→ **Your goal**
Without the pictures, can you quote each line below exactly?

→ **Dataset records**
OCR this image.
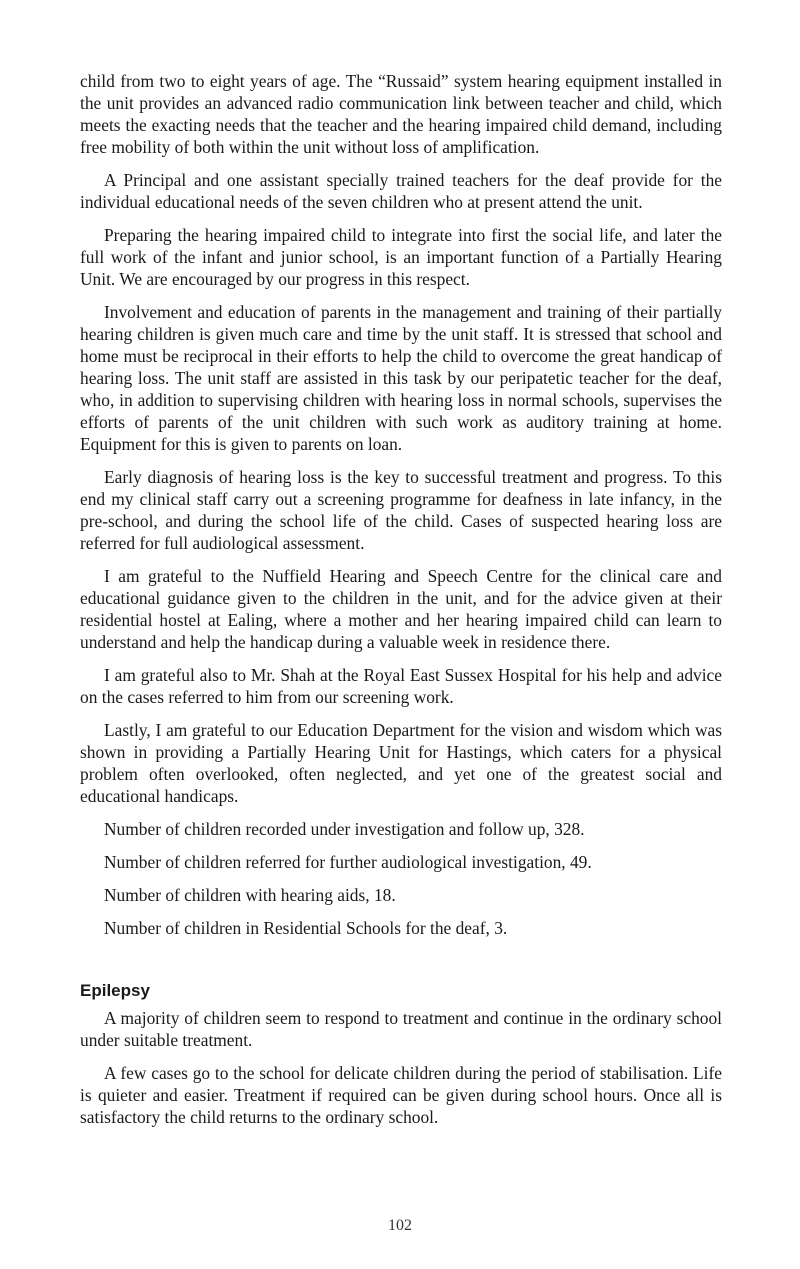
child from two to eight years of age. The “Russaid” system hearing equipment installed in the unit provides an advanced radio communication link between teacher and child, which meets the exacting needs that the teacher and the hearing impaired child demand, including free mobility of both within the unit without loss of amplification.

A Principal and one assistant specially trained teachers for the deaf provide for the individual educational needs of the seven children who at present attend the unit.

Preparing the hearing impaired child to integrate into first the social life, and later the full work of the infant and junior school, is an important function of a Partially Hearing Unit. We are encouraged by our progress in this respect.

Involvement and education of parents in the management and training of their partially hearing children is given much care and time by the unit staff. It is stressed that school and home must be reciprocal in their efforts to help the child to overcome the great handicap of hearing loss. The unit staff are assisted in this task by our peripatetic teacher for the deaf, who, in addition to supervising children with hearing loss in normal schools, supervises the efforts of parents of the unit children with such work as auditory training at home. Equipment for this is given to parents on loan.

Early diagnosis of hearing loss is the key to successful treatment and progress. To this end my clinical staff carry out a screening programme for deafness in late infancy, in the pre-school, and during the school life of the child. Cases of suspected hearing loss are referred for full audiological assessment.

I am grateful to the Nuffield Hearing and Speech Centre for the clinical care and educational guidance given to the children in the unit, and for the advice given at their residential hostel at Ealing, where a mother and her hearing impaired child can learn to understand and help the handicap during a valuable week in residence there.

I am grateful also to Mr. Shah at the Royal East Sussex Hospital for his help and advice on the cases referred to him from our screening work.

Lastly, I am grateful to our Education Department for the vision and wisdom which was shown in providing a Partially Hearing Unit for Hastings, which caters for a physical problem often overlooked, often neglected, and yet one of the greatest social and educational handicaps.

Number of children recorded under investigation and follow up, 328.

Number of children referred for further audiological investigation, 49.

Number of children with hearing aids, 18.

Number of children in Residential Schools for the deaf, 3.

Epilepsy

A majority of children seem to respond to treatment and continue in the ordinary school under suitable treatment.

A few cases go to the school for delicate children during the period of stabilisation. Life is quieter and easier. Treatment if required can be given during school hours. Once all is satisfactory the child returns to the ordinary school.

102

→ **Result of this task**
OCR this image.
child from two to eight years of age. The “Russaid” system hearing equipment installed in the unit provides an advanced radio communication link between teacher and child, which meets the exacting needs that the teacher and the hearing impaired child demand, including free mobility of both within the unit without loss of amplification.

A Principal and one assistant specially trained teachers for the deaf provide for the individual educational needs of the seven children who at present attend the unit.

Preparing the hearing impaired child to integrate into first the social life, and later the full work of the infant and junior school, is an important function of a Partially Hearing Unit. We are encouraged by our progress in this respect.

Involvement and education of parents in the management and training of their partially hearing children is given much care and time by the unit staff. It is stressed that school and home must be reciprocal in their efforts to help the child to overcome the great handicap of hearing loss. The unit staff are assisted in this task by our peripatetic teacher for the deaf, who, in addition to supervising children with hearing loss in normal schools, supervises the efforts of parents of the unit children with such work as auditory training at home. Equipment for this is given to parents on loan.

Early diagnosis of hearing loss is the key to successful treatment and progress. To this end my clinical staff carry out a screening programme for deafness in late infancy, in the pre-school, and during the school life of the child. Cases of suspected hearing loss are referred for full audiological assessment.

I am grateful to the Nuffield Hearing and Speech Centre for the clinical care and educational guidance given to the children in the unit, and for the advice given at their residential hostel at Ealing, where a mother and her hearing impaired child can learn to understand and help the handicap during a valuable week in residence there.

I am grateful also to Mr. Shah at the Royal East Sussex Hospital for his help and advice on the cases referred to him from our screening work.

Lastly, I am grateful to our Education Department for the vision and wisdom which was shown in providing a Partially Hearing Unit for Hastings, which caters for a physical problem often overlooked, often neglected, and yet one of the greatest social and educational handicaps.

Number of children recorded under investigation and follow up, 328.

Number of children referred for further audiological investigation, 49.

Number of children with hearing aids, 18.

Number of children in Residential Schools for the deaf, 3.

Epilepsy

A majority of children seem to respond to treatment and continue in the ordinary school under suitable treatment.

A few cases go to the school for delicate children during the period of stabilisation. Life is quieter and easier. Treatment if required can be given during school hours. Once all is satisfactory the child returns to the ordinary school.

102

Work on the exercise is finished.